=== TO BE DONE ===
Repeat what the lines below say, word for word, and skip every image.

(Records from a data collection)
########
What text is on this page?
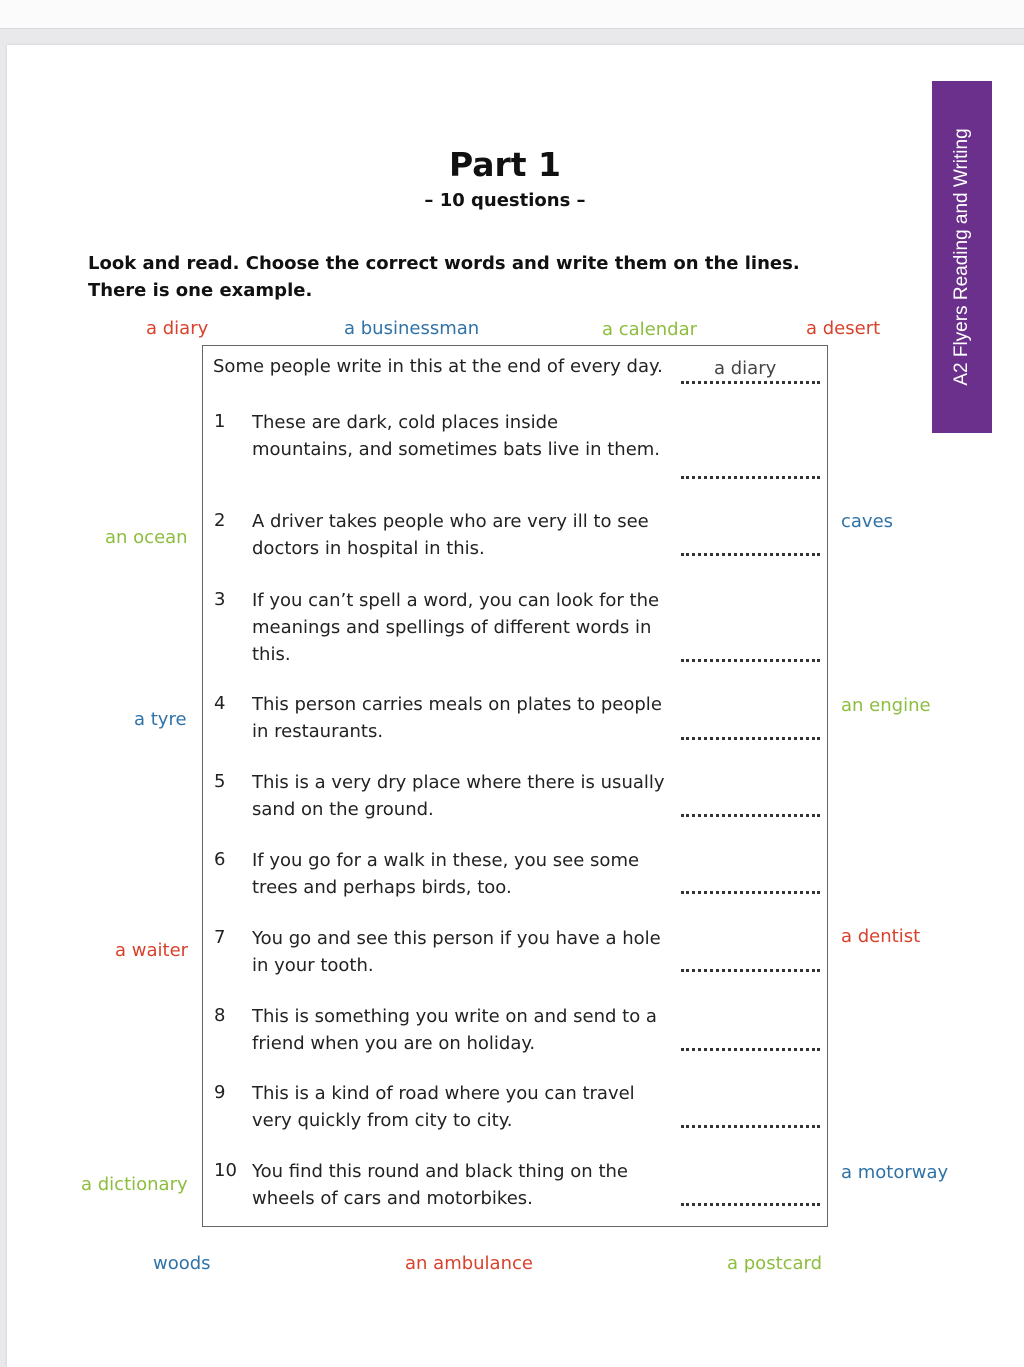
A2 Flyers Reading and Writing
Part 1
– 10 questions –
Look and read. Choose the correct words and write them on the lines.
There is one example.
a diary	a businessman	a calendar	a desert
an ocean
a tyre
a waiter
a dictionary
caves
an engine
a dentist
a motorway
woods	an ambulance	a postcard
Some people write in this at the end of every day.	a diary
1 These are dark, cold places inside
mountains, and sometimes bats live in them.
2 A driver takes people who are very ill to see
doctors in hospital in this.
3 If you can’t spell a word, you can look for the
meanings and spellings of different words in
this.
4 This person carries meals on plates to people
in restaurants.
5 This is a very dry place where there is usually
sand on the ground.
6 If you go for a walk in these, you see some
trees and perhaps birds, too.
7 You go and see this person if you have a hole
in your tooth.
8 This is something you write on and send to a
friend when you are on holiday.
9 This is a kind of road where you can travel
very quickly from city to city.
10 You find this round and black thing on the
wheels of cars and motorbikes.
########
=== ANSWER ===
What text is on this page?
A2 Flyers Reading and Writing
Part 1
– 10 questions –
Look and read. Choose the correct words and write them on the lines.
There is one example.
a diary	a businessman	a calendar	a desert
an ocean
a tyre
a waiter
a dictionary
caves
an engine
a dentist
a motorway
woods	an ambulance	a postcard
Some people write in this at the end of every day.	a diary
1 These are dark, cold places inside
mountains, and sometimes bats live in them.
2 A driver takes people who are very ill to see
doctors in hospital in this.
3 If you can’t spell a word, you can look for the
meanings and spellings of different words in
this.
4 This person carries meals on plates to people
in restaurants.
5 This is a very dry place where there is usually
sand on the ground.
6 If you go for a walk in these, you see some
trees and perhaps birds, too.
7 You go and see this person if you have a hole
in your tooth.
8 This is something you write on and send to a
friend when you are on holiday.
9 This is a kind of road where you can travel
very quickly from city to city.
10 You find this round and black thing on the
wheels of cars and motorbikes.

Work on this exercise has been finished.